| EXCERPTED PASSAGE |
--

HACKER Q&A
📣 hghsv

Why doesn't “select *” in grouped SQL queries yield all grouped columns?


SQL Server complains when trying to "select *" in a grouped query (unless the extreme mostly very useless case where all columns are being grouped by). It makes sense if "select *" has to mean all columns in the table (or joined tables etc) "pre grouping" (in lack of a better word). I don't know if my SQL queries are too trivial, but it seems like one would be able to merely select grouped columns or aggregate calculations on any column when grouping -- so why not let "*" refer to all the selectable columns, ie those grouped by. I believe it would improve typing speed surely, but perhaps even readability.

I know there is some dialect(s?) that let's you use \1 or similar for the first column grouped by and so forth, which I guess if a half-way solution.

Is there some reason that "select *" in grouped queries could not/should not select the columns grouped by?


  👤 stareatgoats Accepted Answer ✓
There is I guess no reason except that it would be confusing. "select *" normally means select all the columns in the table, which is ok for ad hoc eyeballing smaller tables, where it saves you the typing involved of specifying possibly hundreds of columns - that syntax is not really ok for anything else.

--

(Layout region rows)
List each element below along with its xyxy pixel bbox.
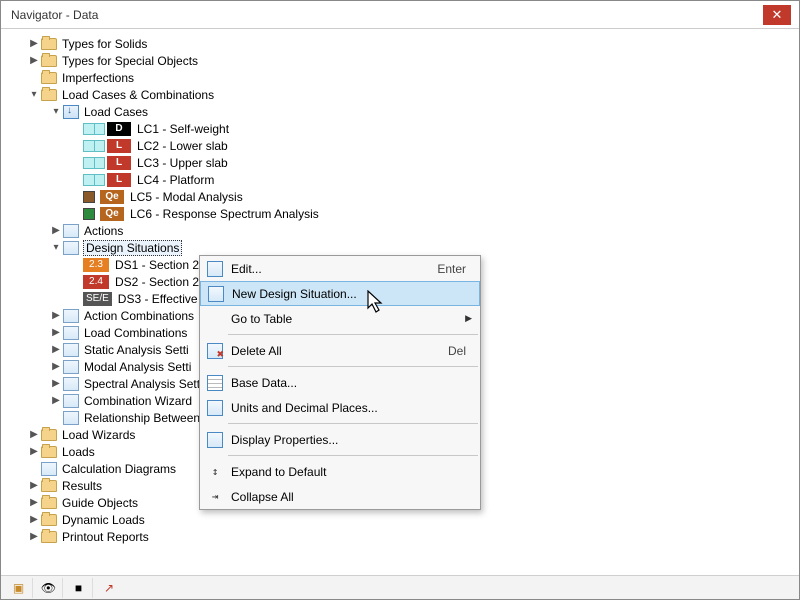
chevron-right-icon[interactable]: ▶ (49, 343, 63, 357)
menu-item-expand-to-default[interactable]: ↕ Expand to Default (200, 459, 480, 484)
bottom-toolbar: ▣ 👁 ■ ↗ (1, 575, 799, 599)
display-toggle-icon: ▣ (13, 581, 24, 595)
edit-icon (207, 261, 223, 277)
menu-item-edit[interactable]: Edit... Enter (200, 256, 480, 281)
tree-item-printout-reports[interactable]: ▶Printout Reports (1, 528, 799, 545)
chevron-right-icon[interactable]: ▶ (27, 479, 41, 493)
context-menu: Edit... Enter New Design Situation... Go… (199, 255, 481, 510)
folder-icon (41, 480, 57, 492)
window-title: Navigator - Data (9, 8, 763, 22)
tree-item-lc1[interactable]: D LC1 - Self-weight (1, 120, 799, 137)
menu-item-base-data[interactable]: Base Data... (200, 370, 480, 395)
tree-item-lc6[interactable]: Qe LC6 - Response Spectrum Analysis (1, 205, 799, 222)
folder-icon (41, 514, 57, 526)
tree-item-lc3[interactable]: L LC3 - Upper slab (1, 154, 799, 171)
color-square-icon (83, 208, 95, 220)
folder-icon (41, 89, 57, 101)
action-combinations-icon (63, 309, 79, 323)
delete-icon (207, 343, 223, 359)
chevron-right-icon[interactable]: ▶ (27, 513, 41, 527)
chevron-right-icon[interactable]: ▶ (27, 428, 41, 442)
eye-icon: 👁 (41, 581, 56, 595)
new-design-situation-icon (208, 286, 224, 302)
toolbar-button-2[interactable]: 👁 (35, 578, 63, 598)
menu-separator (228, 334, 478, 335)
chevron-down-icon[interactable]: ▾ (27, 88, 41, 102)
display-properties-icon (207, 432, 223, 448)
folder-icon (41, 72, 57, 84)
menu-separator (228, 455, 478, 456)
chevron-right-icon[interactable]: ▶ (49, 377, 63, 391)
tree-item-types-for-special-objects[interactable]: ▶ Types for Special Objects (1, 52, 799, 69)
load-category-badge: D (107, 122, 131, 136)
menu-item-delete-all[interactable]: Delete All Del (200, 338, 480, 363)
modal-analysis-icon (63, 360, 79, 374)
close-button[interactable]: ✕ (763, 5, 791, 25)
ds-badge: 2.3 (83, 258, 109, 272)
menu-separator (228, 423, 478, 424)
tree-item-load-cases-combinations[interactable]: ▾ Load Cases & Combinations (1, 86, 799, 103)
expand-icon: ↕ (212, 465, 219, 478)
chevron-right-icon[interactable]: ▶ (27, 54, 41, 68)
static-analysis-icon (63, 343, 79, 357)
chevron-down-icon[interactable]: ▾ (49, 241, 63, 255)
menu-item-display-properties[interactable]: Display Properties... (200, 427, 480, 452)
units-icon (207, 400, 223, 416)
chevron-right-icon[interactable]: ▶ (27, 530, 41, 544)
tree-item-design-situations[interactable]: ▾ Design Situations (1, 239, 799, 256)
folder-icon (41, 429, 57, 441)
tree-item-lc2[interactable]: L LC2 - Lower slab (1, 137, 799, 154)
folder-icon (41, 497, 57, 509)
spectral-analysis-icon (63, 377, 79, 391)
chevron-right-icon[interactable]: ▶ (49, 224, 63, 238)
load-category-badge: Qe (100, 207, 124, 221)
calc-diagrams-icon (41, 462, 57, 476)
folder-icon (41, 446, 57, 458)
chevron-right-icon[interactable]: ▶ (49, 394, 63, 408)
menu-item-collapse-all[interactable]: ⇥ Collapse All (200, 484, 480, 509)
load-category-badge: L (107, 139, 131, 153)
tree-item-load-cases[interactable]: ▾ Load Cases (1, 103, 799, 120)
menu-item-go-to-table[interactable]: Go to Table (200, 306, 480, 331)
tree-item-types-for-solids[interactable]: ▶ Types for Solids (1, 35, 799, 52)
folder-icon (41, 55, 57, 67)
chevron-right-icon[interactable]: ▶ (49, 326, 63, 340)
chevron-right-icon[interactable]: ▶ (27, 445, 41, 459)
color-square-icon (83, 191, 95, 203)
ds-badge: SE/E (83, 292, 112, 306)
tree-item-lc5[interactable]: Qe LC5 - Modal Analysis (1, 188, 799, 205)
base-data-icon (207, 375, 223, 391)
load-category-badge: L (107, 156, 131, 170)
tree-item-lc4[interactable]: L LC4 - Platform (1, 171, 799, 188)
load-cases-icon (63, 105, 79, 119)
relationship-icon (63, 411, 79, 425)
load-combinations-icon (63, 326, 79, 340)
chevron-right-icon[interactable]: ▶ (27, 496, 41, 510)
tree-item-dynamic-loads[interactable]: ▶Dynamic Loads (1, 511, 799, 528)
menu-separator (228, 366, 478, 367)
chevron-down-icon[interactable]: ▾ (49, 105, 63, 119)
design-situations-icon (63, 241, 79, 255)
load-case-squares-icon (83, 123, 103, 135)
toolbar-button-3[interactable]: ■ (65, 578, 93, 598)
ds-badge: 2.4 (83, 275, 109, 289)
tree-item-imperfections[interactable]: ▶ Imperfections (1, 69, 799, 86)
chevron-right-icon[interactable]: ▶ (27, 37, 41, 51)
menu-item-units[interactable]: Units and Decimal Places... (200, 395, 480, 420)
menu-item-new-design-situation[interactable]: New Design Situation... (200, 281, 480, 306)
chevron-right-icon[interactable]: ▶ (49, 309, 63, 323)
combo-wizard-icon (63, 394, 79, 408)
toolbar-button-4[interactable]: ↗ (95, 578, 123, 598)
folder-icon (41, 531, 57, 543)
flag-icon: ↗ (104, 581, 114, 595)
load-category-badge: Qe (100, 190, 124, 204)
toolbar-button-1[interactable]: ▣ (5, 578, 33, 598)
collapse-icon: ⇥ (212, 490, 219, 503)
actions-icon (63, 224, 79, 238)
chevron-right-icon[interactable]: ▶ (49, 360, 63, 374)
folder-icon (41, 38, 57, 50)
tree-item-actions[interactable]: ▶ Actions (1, 222, 799, 239)
camera-icon: ■ (75, 581, 82, 595)
load-category-badge: L (107, 173, 131, 187)
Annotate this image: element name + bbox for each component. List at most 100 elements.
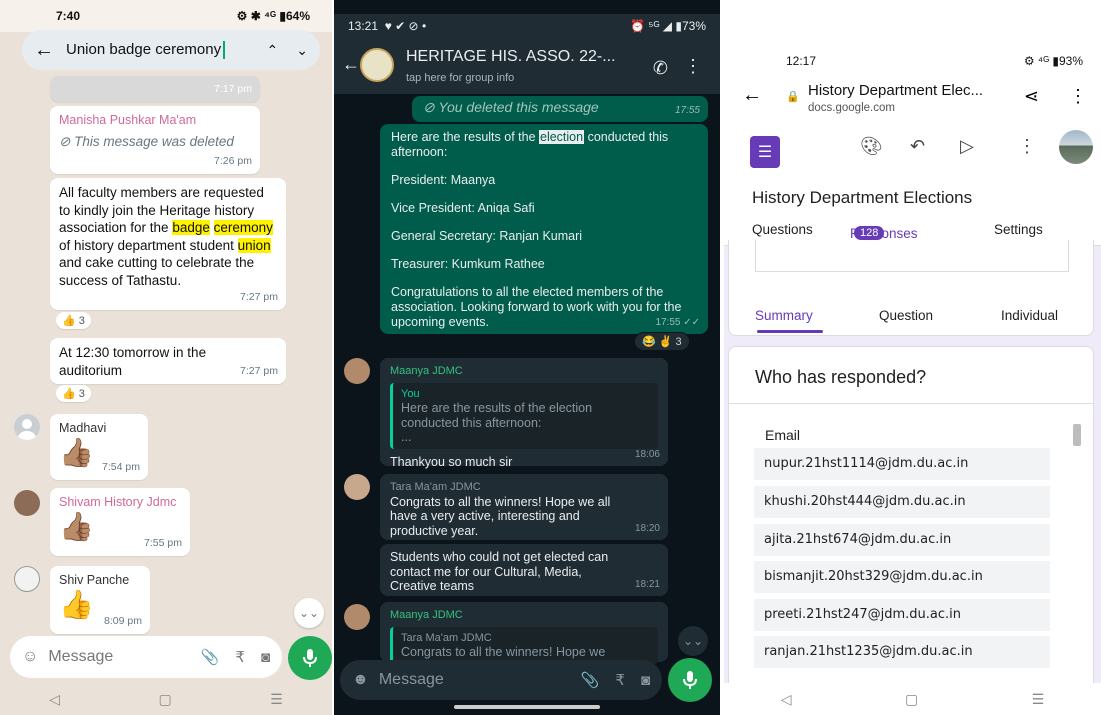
avatar[interactable] [344, 604, 370, 630]
undo-icon[interactable]: ↶ [910, 136, 925, 157]
nav-back-icon[interactable]: ◁ [781, 691, 792, 708]
attach-icon[interactable]: 📎 [201, 648, 220, 666]
message-composer[interactable]: ☻ Message 📎 ₹ ◙ [340, 660, 662, 700]
tab-individual[interactable]: Individual [1001, 308, 1058, 323]
status-time: 13:21 [348, 19, 379, 33]
tab-summary[interactable]: Summary [755, 308, 813, 323]
email-row[interactable]: ranjan.21hst1235@jdm.du.ac.in [754, 636, 1050, 668]
message-time: 18:20 [634, 522, 660, 534]
chat-header[interactable]: ← HERITAGE HIS. ASSO. 22-... tap here fo… [334, 34, 720, 94]
email-row[interactable]: nupur.21hst1114@jdm.du.ac.in [754, 448, 1050, 480]
tab-questions[interactable]: Questions [752, 222, 813, 237]
tara-message[interactable]: Tara Ma'am JDMC Congrats to all the winn… [380, 474, 668, 540]
tab-settings[interactable]: Settings [994, 222, 1043, 237]
summary-card: Summary Question Individual [728, 240, 1094, 336]
page-title[interactable]: History Department Elec... [808, 82, 983, 99]
chat-subtitle[interactable]: tap here for group info [406, 72, 514, 84]
lock-icon: 🔒 [786, 91, 800, 103]
avatar[interactable] [344, 474, 370, 500]
quoted-text: ... [401, 430, 412, 444]
deleted-message[interactable]: ⊘ You deleted this message 17:55 [412, 96, 708, 122]
back-arrow-icon[interactable]: ← [34, 39, 54, 62]
chat-title[interactable]: HERITAGE HIS. ASSO. 22-... [406, 48, 636, 66]
message-time: 18:06 [634, 448, 660, 460]
google-forms-icon[interactable]: ☰ [750, 136, 780, 168]
camera-icon[interactable]: ◙ [261, 649, 270, 666]
rupee-icon[interactable]: ₹ [615, 671, 625, 689]
mic-button[interactable] [668, 658, 712, 702]
email-row[interactable]: ajita.21hst674@jdm.du.ac.in [754, 524, 1050, 556]
rupee-icon[interactable]: ₹ [235, 648, 245, 666]
email-row[interactable]: preeti.21hst247@jdm.du.ac.in [754, 599, 1050, 631]
maanya-reply-message[interactable]: Maanya JDMC You Here are the results of … [380, 358, 668, 469]
email-row[interactable]: bismanjit.20hst329@jdm.du.ac.in [754, 561, 1050, 593]
message-time: 7:26 pm [214, 154, 252, 167]
email-row[interactable]: khushi.20hst444@jdm.du.ac.in [754, 486, 1050, 518]
deleted-message[interactable]: Manisha Pushkar Ma'am ⊘ This message was… [50, 106, 260, 174]
search-input[interactable]: Union badge ceremony [66, 41, 249, 60]
response-count-badge: 128 [854, 226, 885, 240]
quoted-message[interactable]: You Here are the results of the election… [390, 382, 658, 449]
search-down-icon[interactable]: ⌄ [296, 42, 308, 59]
reaction-badge[interactable]: 👍 3 [56, 385, 91, 402]
back-arrow-icon[interactable]: ← [342, 54, 360, 75]
nav-home-icon[interactable]: ▢ [158, 691, 171, 708]
mic-button[interactable] [288, 636, 332, 680]
browser-address-bar[interactable]: ← 🔒 History Department Elec... docs.goog… [724, 74, 1101, 124]
search-result-message[interactable]: All faculty members are requested to kin… [50, 178, 286, 310]
election-results-message[interactable]: Here are the results of the election con… [380, 124, 708, 334]
home-indicator[interactable] [454, 705, 600, 709]
nav-back-icon[interactable]: ◁ [49, 691, 60, 708]
message-sender: Tara Ma'am JDMC [390, 481, 481, 493]
send-icon[interactable]: ▷ [960, 136, 974, 157]
shiv-message[interactable]: Shiv Panche 👍 8:09 pm [50, 566, 150, 634]
more-options-icon[interactable]: ⋮ [684, 56, 702, 77]
avatar[interactable] [14, 490, 40, 516]
more-vert-icon[interactable]: ⋮ [1018, 136, 1036, 157]
divider [729, 403, 1093, 404]
madhavi-message[interactable]: Madhavi 👍🏽 7:54 pm [50, 414, 148, 480]
camera-icon[interactable]: ◙ [641, 672, 650, 689]
avatar[interactable] [14, 414, 40, 440]
page-url[interactable]: docs.google.com [808, 102, 895, 114]
whatsapp-group-chat-screen: 13:21 ♥ ✔ ⊘ • ⏰ ⁵ᴳ ◢ ▮73% ← HERITAGE HIS… [334, 0, 720, 715]
scrollbar[interactable] [1073, 424, 1081, 446]
palette-icon[interactable]: 🎨︎ [860, 136, 883, 157]
image-message[interactable]: 7:17 pm [50, 76, 260, 102]
scroll-down-icon[interactable]: ⌄⌄ [294, 598, 324, 628]
avatar[interactable] [344, 358, 370, 384]
scroll-down-icon[interactable]: ⌄⌄ [678, 626, 708, 656]
message-input[interactable]: Message [48, 648, 184, 666]
add-call-icon[interactable]: ✆ [653, 58, 668, 79]
message-composer[interactable]: ☺ Message 📎 ₹ ◙ [10, 636, 282, 678]
reaction-badge[interactable]: 😂 ✌ 3 [634, 332, 690, 351]
emoji-icon[interactable]: ☻ [352, 671, 369, 689]
search-up-icon[interactable]: ⌃ [267, 42, 279, 59]
profile-avatar[interactable] [1059, 130, 1093, 164]
share-icon[interactable]: ⋖ [1024, 86, 1039, 107]
avatar[interactable] [14, 566, 40, 592]
maanya-second-reply[interactable]: Maanya JDMC Tara Ma'am JDMC Congrats to … [380, 602, 668, 664]
message-time: 8:09 pm [104, 614, 142, 627]
nav-recents-icon[interactable]: ☰ [1032, 691, 1045, 708]
tara-followup-message[interactable]: Students who could not get elected can c… [380, 544, 668, 596]
attach-icon[interactable]: 📎 [581, 671, 600, 689]
tab-question[interactable]: Question [879, 308, 933, 323]
message-text: Congrats to all the winners! Hope we all… [390, 494, 611, 538]
response-toggle-box[interactable] [755, 240, 1069, 272]
google-forms-responses-screen: 12:17 ⚙ ⁴ᴳ ▮93% ← 🔒 History Department E… [724, 0, 1101, 715]
message-input[interactable]: Message [379, 671, 565, 689]
reaction-badge[interactable]: 👍 3 [56, 312, 91, 329]
form-title: History Department Elections [752, 188, 973, 207]
group-avatar[interactable] [360, 48, 394, 82]
back-arrow-icon[interactable]: ← [742, 84, 762, 107]
shivam-message[interactable]: Shivam History Jdmc 👍🏽 7:55 pm [50, 488, 190, 556]
quoted-message[interactable]: Tara Ma'am JDMC Congrats to all the winn… [390, 626, 658, 664]
nav-home-icon[interactable]: ▢ [905, 691, 918, 708]
more-options-icon[interactable]: ⋮ [1069, 86, 1087, 107]
emoji-icon[interactable]: ☺ [22, 648, 38, 666]
result-line: General Secretary: Ranjan Kumari [391, 229, 583, 243]
nav-recents-icon[interactable]: ☰ [270, 691, 283, 708]
chat-search-bar[interactable]: ← Union badge ceremony ⌃ ⌄ [22, 30, 320, 70]
meeting-message[interactable]: At 12:30 tomorrow in the auditorium 7:27… [50, 338, 286, 384]
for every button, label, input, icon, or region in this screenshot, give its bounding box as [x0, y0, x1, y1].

--

| PROBLEMS |
#1 Update the rows starting at the line containing "avatar[interactable] [344, 604, 370, 630]" and ending at the line containing "tara-message[interactable]: Tara Ma'am" so that "email-row" is replaced by "email-entry" and nothing else changes. Return only those lines.
#2 Take the forum thread about "select *" in grouped SQL queries further, continuing from its last sentence.

| IN RESPONSE |
#1
avatar[interactable] [344, 604, 370, 630]
undo-icon[interactable]: ↶ [910, 136, 925, 157]
nav-back-icon[interactable]: ◁ [781, 691, 792, 708]
attach-icon[interactable]: 📎 [201, 648, 220, 666]
message-composer[interactable]: ☻ Message 📎 ₹ ◙ [340, 660, 662, 700]
tab-individual[interactable]: Individual [1001, 308, 1058, 323]
status-time: 13:21 [348, 19, 379, 33]
tab-summary[interactable]: Summary [755, 308, 813, 323]
email-entry[interactable]: ranjan.21hst1235@jdm.du.ac.in [754, 636, 1050, 668]
message-time: 18:20 [634, 522, 660, 534]
chat-header[interactable]: ← HERITAGE HIS. ASSO. 22-... tap here fo… [334, 34, 720, 94]
email-entry[interactable]: nupur.21hst1114@jdm.du.ac.in [754, 448, 1050, 480]
tab-questions[interactable]: Questions [752, 222, 813, 237]
tara-message[interactable]: Tara Ma'am JDMC Congrats to all the winn… [380, 474, 668, 540]

#2
But you are suggesting that the same syntax should be extended (by DBMS vendors presumably) to aggregate "group by" queries, where there is hardly any such efficiency gain involved; you absolutely need to specify the "group by" columns anyway, and you can simply copy that list over into the select statement. So you would achieve more confusion, and achieve almost no efficiency.

The only situation where your suggestion would make some sense would be if you routinely work with databases with tables that have many (hundreds?) of columns where a majority of these fields are included in "group by" statements. But these would be extreme edge cases in my experience. And the benefit would still be debatable.


👤 hans_castorp
Because it makes no sense.

If you group by one column, there might be multiple rows for a single value of the group column. And multiple rows means there might be multiple, different values to choose from.

And because SQL doesn't "guess" which of those you want, you are forced to tell the engine which one you want. Either by specifying an aggregate that picks exactly one (min, max, ..) or an aggregate that works on all values (avg, sum, ..)